• DO THIS:
Return every line below that contains the string "countdown", copying each one in full.

• MATERIAL PROVIDED:
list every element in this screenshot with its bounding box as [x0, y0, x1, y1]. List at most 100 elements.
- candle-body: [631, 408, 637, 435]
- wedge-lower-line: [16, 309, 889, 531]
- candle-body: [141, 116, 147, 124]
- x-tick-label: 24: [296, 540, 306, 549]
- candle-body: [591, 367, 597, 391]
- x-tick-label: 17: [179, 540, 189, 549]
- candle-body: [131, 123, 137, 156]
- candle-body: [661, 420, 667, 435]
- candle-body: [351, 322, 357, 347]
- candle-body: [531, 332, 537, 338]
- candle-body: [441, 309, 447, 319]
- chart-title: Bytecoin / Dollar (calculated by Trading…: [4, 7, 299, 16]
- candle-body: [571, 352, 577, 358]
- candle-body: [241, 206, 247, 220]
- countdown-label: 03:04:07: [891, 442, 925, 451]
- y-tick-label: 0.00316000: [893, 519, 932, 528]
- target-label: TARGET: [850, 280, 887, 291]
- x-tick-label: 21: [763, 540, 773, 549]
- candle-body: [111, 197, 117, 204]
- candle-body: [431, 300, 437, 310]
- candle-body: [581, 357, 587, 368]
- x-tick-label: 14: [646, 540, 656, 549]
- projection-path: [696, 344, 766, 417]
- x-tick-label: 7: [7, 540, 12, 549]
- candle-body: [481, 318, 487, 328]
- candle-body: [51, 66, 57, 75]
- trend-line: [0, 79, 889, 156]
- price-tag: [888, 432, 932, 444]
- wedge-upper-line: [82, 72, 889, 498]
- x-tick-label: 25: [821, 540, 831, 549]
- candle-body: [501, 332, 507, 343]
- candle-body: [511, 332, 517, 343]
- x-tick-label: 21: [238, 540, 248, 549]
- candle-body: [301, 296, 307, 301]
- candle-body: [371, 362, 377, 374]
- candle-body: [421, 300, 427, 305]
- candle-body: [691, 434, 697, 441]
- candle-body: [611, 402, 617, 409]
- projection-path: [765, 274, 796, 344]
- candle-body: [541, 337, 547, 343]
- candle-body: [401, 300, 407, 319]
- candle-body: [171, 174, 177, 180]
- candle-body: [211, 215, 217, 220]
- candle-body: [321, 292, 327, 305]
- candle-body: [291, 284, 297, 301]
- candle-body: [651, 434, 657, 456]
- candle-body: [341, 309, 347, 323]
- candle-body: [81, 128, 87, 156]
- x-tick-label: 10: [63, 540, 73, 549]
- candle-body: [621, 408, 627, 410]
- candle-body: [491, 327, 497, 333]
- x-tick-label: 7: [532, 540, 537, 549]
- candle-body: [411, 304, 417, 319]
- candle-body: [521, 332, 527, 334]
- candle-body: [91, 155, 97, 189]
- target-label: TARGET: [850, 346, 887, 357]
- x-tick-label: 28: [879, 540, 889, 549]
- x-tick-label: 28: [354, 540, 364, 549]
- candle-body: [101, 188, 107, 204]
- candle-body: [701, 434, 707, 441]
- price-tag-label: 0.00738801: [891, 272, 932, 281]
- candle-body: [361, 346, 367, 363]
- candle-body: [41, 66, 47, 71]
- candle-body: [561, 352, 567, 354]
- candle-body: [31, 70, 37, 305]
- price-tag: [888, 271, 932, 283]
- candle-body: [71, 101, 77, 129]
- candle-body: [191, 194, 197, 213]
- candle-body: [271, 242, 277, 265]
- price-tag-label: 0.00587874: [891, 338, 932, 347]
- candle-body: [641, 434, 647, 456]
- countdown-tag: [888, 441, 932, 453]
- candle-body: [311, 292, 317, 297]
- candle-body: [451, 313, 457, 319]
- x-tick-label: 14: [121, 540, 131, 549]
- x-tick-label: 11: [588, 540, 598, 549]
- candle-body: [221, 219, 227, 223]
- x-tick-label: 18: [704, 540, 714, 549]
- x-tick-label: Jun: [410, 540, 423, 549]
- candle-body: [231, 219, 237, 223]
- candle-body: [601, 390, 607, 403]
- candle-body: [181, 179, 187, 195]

• FULL ANSWER:
- countdown-label: 03:04:07: [891, 442, 925, 451]
- countdown-tag: [888, 441, 932, 453]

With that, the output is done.